Stated goal 1: Update the records from their first line through the line that contains "bar-plrus-2 [370, 193, 373, 195]", replacing "x-tick-mark" with "x-axis-tick" and leaving everything else unchanged. Return only those lines.

Provided passage:
⟨

At the end of the day, each piece of content must have some ROI to show its worth. Is nothing sacred?! One of the things we do before beginning the next season or campaign is analyze the past tactics. We look at how the products sold and how they were featured in the catalog, online, or on social media. We review why they did or didn’t sell and analyze the reasons for the outcome.

As an example, our client had a pretty amazing jacket. Everyone expected it to sell really well. The photography was amazing, the copy was on point, and it was easy to find online and in print materials. At the end of the day, though, it didn’t sell. The reason? Everyone on this side (and the client) knew how soft the material was, but the customer couldn’t tell since the photography was at a distance. Given the price point, it just looked like any other coat. We never assume that work is sacred. It is always up for review, and there is always room for improvement.

⟩

Stated goal 2: Write what comes next in the passage on reviewing past campaign content, continuing from its last sentence.

Records to use:
⟨

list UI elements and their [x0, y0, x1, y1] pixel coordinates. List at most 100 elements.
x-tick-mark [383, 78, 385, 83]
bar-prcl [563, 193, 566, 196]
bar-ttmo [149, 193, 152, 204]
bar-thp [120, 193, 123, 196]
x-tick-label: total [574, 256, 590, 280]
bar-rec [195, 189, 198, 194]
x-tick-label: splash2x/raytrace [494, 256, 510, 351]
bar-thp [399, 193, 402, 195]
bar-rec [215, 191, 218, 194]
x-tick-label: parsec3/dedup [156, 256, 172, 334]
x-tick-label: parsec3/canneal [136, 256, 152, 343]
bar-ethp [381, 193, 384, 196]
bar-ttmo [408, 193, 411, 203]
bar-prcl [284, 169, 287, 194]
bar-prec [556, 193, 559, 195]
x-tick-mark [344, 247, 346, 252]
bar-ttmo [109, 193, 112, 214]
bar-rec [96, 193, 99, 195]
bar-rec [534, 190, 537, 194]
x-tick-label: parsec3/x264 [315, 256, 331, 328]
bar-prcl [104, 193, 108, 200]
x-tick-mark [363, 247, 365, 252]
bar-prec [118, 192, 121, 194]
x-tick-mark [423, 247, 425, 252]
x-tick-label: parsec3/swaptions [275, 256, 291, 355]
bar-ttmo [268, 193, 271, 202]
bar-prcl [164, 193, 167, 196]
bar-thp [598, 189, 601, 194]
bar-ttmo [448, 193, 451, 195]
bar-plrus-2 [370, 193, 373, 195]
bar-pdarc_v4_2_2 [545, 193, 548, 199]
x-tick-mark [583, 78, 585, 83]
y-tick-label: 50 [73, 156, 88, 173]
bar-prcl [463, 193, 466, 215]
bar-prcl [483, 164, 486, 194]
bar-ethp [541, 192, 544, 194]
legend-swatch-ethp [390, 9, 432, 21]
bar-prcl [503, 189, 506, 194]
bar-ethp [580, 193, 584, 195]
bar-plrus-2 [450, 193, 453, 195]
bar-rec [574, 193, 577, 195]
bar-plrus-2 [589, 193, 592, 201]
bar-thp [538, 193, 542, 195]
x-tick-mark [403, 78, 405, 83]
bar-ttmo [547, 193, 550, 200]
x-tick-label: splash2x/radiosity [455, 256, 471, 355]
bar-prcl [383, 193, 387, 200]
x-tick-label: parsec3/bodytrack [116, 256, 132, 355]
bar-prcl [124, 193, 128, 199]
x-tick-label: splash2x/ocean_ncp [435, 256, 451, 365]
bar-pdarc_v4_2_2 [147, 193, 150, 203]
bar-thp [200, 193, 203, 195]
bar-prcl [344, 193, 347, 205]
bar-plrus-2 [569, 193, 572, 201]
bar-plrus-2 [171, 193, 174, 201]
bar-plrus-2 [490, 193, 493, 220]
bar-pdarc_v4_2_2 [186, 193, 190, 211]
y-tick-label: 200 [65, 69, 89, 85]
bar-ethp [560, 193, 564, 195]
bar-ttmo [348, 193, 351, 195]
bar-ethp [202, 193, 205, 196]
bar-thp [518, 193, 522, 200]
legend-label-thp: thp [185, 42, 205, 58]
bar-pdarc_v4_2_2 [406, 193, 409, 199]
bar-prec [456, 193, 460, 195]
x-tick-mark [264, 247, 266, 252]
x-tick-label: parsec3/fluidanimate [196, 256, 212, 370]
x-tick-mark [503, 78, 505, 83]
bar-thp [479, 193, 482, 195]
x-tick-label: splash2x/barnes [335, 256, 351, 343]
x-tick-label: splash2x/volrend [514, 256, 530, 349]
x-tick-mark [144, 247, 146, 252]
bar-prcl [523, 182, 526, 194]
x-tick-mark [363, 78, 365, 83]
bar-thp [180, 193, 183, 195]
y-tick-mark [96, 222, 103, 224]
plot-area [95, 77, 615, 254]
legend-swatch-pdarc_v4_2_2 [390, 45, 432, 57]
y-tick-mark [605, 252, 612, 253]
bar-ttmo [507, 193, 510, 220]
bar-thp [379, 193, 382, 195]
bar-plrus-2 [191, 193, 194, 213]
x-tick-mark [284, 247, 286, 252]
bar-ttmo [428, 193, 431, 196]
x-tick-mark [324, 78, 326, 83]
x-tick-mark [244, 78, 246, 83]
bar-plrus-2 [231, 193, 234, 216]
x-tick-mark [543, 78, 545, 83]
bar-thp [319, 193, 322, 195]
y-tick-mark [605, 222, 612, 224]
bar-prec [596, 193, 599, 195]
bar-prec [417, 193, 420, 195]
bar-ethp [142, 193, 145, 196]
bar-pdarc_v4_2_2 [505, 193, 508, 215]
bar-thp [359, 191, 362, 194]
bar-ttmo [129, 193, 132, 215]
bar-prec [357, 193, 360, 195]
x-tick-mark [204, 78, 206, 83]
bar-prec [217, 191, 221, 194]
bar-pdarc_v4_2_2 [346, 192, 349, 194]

⟩

Reply 1:
list UI elements and their [x0, y0, x1, y1] pixel coordinates. List at most 100 elements.
x-axis-tick [383, 78, 385, 83]
bar-prcl [563, 193, 566, 196]
bar-ttmo [149, 193, 152, 204]
bar-thp [120, 193, 123, 196]
x-tick-label: total [574, 256, 590, 280]
bar-rec [195, 189, 198, 194]
x-tick-label: splash2x/raytrace [494, 256, 510, 351]
bar-thp [399, 193, 402, 195]
bar-rec [215, 191, 218, 194]
x-tick-label: parsec3/dedup [156, 256, 172, 334]
x-tick-label: parsec3/canneal [136, 256, 152, 343]
bar-ethp [381, 193, 384, 196]
bar-ttmo [408, 193, 411, 203]
bar-prcl [284, 169, 287, 194]
bar-prec [556, 193, 559, 195]
x-axis-tick [344, 247, 346, 252]
bar-ttmo [109, 193, 112, 214]
bar-rec [96, 193, 99, 195]
bar-rec [534, 190, 537, 194]
x-tick-label: parsec3/x264 [315, 256, 331, 328]
bar-prcl [104, 193, 108, 200]
x-axis-tick [363, 247, 365, 252]
bar-prec [118, 192, 121, 194]
x-axis-tick [423, 247, 425, 252]
x-tick-label: parsec3/swaptions [275, 256, 291, 355]
bar-ttmo [268, 193, 271, 202]
bar-prcl [164, 193, 167, 196]
bar-thp [598, 189, 601, 194]
bar-ttmo [448, 193, 451, 195]
bar-plrus-2 [370, 193, 373, 195]

Reply 2:
5. Stand out

My wise father once said, “Just because you can, doesn’t mean you should.” (I may or may not have just driven my car into a cornfield while freewheeling in the family Taurus on a gravel road. I had to be pulled out. Also, the cornstalks in the tailpipe may have given me away.)

Now don’t get me wrong. Don’t print a catalog just for the sake of printing one. This is your chance to make your mark and stand out. Do something beyond the normal product descriptions and photos. Don’t create an e-com site just because you feel like you need to. (You do, by the way.) Everything has to have purpose and a call to action. And (almost) above all? A story. Remember No. 2?

Standing out is important in print and digital. The internet is a very crowded place. There are a number of standard web facts I could toss out about SEO and how important setting up a site is, but at the end of the day, after you are found (SEO plug), creativity and being memorable are critical. Likewise, a mailbox is a crowded space. When people are sorting through the mail, you want to be the piece they don’t set aside or throw away. The paper you use, the story you tell, and the imagery you create all measure up to the success you have.

So how does Molly Stronczek view the mawage of print and digital? “I anticipate my print catalog because it’s almost like getting a new magazine to flip through, but anytime I want to see the most up-to-date product selection, I can spend as much time on their site as I want to find all of that content,” she explained. “Also, if I want it, I can easily buy it right this second (however good or bad that may be).”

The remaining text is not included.